### Task to carry out
Copy out all the lines in the records that include the word "children".

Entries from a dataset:
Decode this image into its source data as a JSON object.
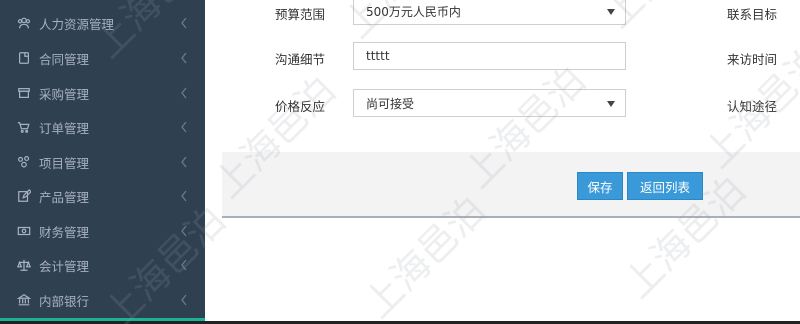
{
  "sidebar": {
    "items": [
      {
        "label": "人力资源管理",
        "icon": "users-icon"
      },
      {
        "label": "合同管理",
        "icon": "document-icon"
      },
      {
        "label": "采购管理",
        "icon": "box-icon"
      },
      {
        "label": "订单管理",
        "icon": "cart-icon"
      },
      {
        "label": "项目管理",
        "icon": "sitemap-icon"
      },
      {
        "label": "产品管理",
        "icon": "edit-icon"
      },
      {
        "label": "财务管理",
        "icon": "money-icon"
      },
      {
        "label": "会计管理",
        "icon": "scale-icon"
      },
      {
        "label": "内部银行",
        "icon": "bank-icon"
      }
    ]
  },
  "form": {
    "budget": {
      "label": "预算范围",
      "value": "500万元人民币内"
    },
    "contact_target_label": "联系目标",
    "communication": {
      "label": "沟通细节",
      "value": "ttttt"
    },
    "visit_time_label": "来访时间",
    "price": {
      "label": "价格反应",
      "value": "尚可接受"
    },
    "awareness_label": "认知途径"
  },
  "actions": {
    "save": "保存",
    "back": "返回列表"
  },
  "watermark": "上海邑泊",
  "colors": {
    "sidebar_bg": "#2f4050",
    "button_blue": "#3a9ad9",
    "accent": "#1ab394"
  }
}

* * *

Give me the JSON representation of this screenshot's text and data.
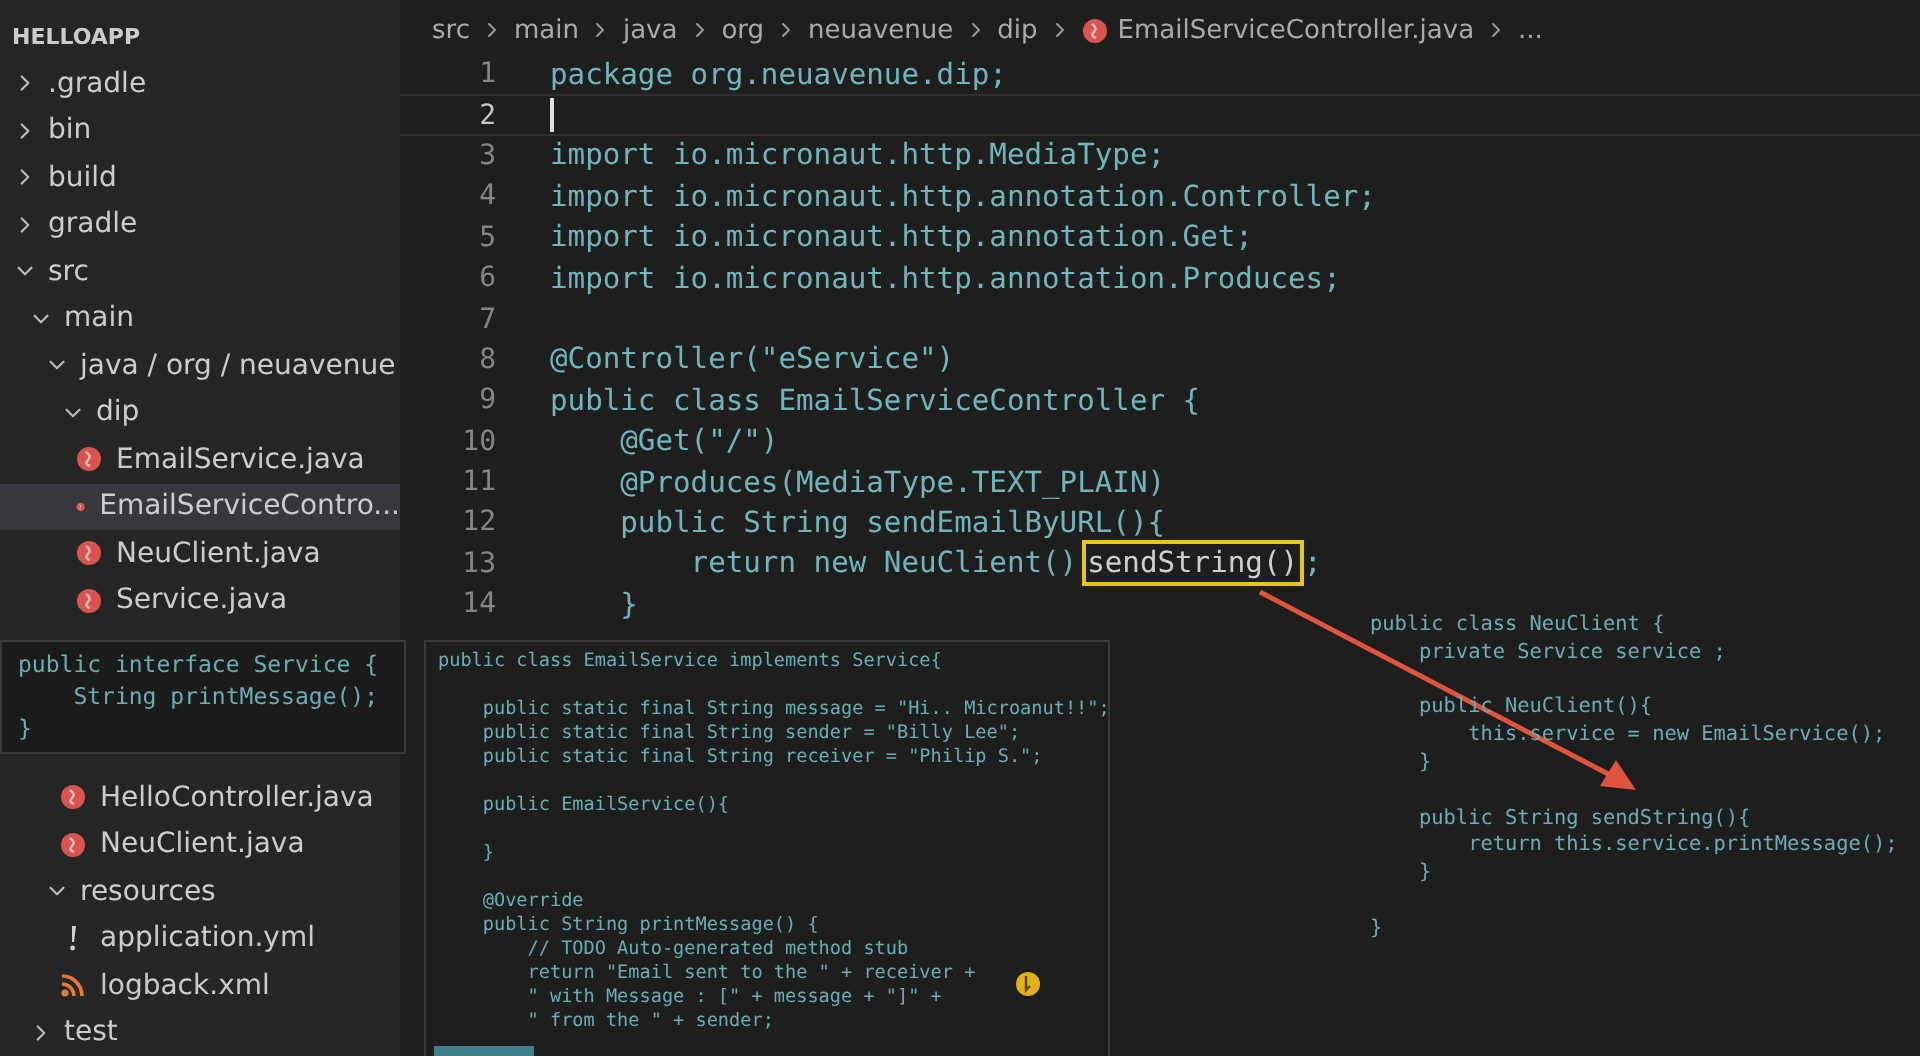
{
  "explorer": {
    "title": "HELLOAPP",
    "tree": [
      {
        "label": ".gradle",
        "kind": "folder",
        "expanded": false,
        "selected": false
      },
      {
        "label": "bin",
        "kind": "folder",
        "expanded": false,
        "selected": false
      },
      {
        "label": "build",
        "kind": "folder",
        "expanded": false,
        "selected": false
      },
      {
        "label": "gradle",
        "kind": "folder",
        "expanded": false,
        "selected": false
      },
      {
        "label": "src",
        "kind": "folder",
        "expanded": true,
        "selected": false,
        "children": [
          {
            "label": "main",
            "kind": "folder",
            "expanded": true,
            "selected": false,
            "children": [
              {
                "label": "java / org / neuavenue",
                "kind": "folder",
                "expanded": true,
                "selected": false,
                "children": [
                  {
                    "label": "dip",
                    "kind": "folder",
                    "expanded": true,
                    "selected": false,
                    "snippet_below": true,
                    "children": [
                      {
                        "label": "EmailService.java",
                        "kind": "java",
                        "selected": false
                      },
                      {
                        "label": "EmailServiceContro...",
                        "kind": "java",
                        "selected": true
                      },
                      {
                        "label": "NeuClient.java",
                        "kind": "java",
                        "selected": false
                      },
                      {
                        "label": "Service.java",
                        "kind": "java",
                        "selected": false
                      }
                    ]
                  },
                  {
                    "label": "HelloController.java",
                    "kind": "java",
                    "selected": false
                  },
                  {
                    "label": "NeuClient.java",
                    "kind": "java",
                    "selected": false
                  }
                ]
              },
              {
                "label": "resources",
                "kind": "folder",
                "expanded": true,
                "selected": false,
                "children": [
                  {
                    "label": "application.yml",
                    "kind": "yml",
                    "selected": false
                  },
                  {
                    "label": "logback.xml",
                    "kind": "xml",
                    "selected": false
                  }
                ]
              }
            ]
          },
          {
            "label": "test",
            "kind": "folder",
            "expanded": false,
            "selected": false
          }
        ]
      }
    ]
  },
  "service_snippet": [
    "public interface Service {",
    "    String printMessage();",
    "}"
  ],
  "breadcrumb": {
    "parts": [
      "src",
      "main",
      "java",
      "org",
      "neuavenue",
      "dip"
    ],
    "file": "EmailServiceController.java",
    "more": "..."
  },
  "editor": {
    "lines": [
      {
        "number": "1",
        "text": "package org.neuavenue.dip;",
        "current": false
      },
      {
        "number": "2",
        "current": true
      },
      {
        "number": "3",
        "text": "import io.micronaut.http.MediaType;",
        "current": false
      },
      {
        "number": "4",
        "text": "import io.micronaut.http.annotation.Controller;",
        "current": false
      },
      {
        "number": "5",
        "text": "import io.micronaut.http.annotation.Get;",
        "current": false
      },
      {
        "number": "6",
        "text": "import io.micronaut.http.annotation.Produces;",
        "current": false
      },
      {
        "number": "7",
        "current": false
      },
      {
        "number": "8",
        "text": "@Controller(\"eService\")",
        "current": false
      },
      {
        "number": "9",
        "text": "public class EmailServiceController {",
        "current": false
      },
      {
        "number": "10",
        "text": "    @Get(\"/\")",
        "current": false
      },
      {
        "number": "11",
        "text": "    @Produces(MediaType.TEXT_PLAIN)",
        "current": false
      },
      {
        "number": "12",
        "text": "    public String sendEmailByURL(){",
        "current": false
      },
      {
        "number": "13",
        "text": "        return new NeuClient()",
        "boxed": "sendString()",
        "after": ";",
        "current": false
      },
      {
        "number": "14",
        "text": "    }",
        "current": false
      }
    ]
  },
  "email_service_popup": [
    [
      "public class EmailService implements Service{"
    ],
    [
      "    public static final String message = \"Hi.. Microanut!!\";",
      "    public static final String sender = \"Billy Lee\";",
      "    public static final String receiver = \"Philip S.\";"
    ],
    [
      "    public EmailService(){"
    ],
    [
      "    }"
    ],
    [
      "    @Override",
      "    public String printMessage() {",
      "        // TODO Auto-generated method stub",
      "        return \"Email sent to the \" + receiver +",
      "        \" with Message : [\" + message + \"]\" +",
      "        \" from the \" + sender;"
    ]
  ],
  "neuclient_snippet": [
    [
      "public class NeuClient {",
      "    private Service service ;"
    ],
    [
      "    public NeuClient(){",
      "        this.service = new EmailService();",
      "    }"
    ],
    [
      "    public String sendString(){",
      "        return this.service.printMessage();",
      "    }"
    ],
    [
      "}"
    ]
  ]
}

### Response
        "children": [
            "children": [
                "children": [
                    "children": [
                "children": [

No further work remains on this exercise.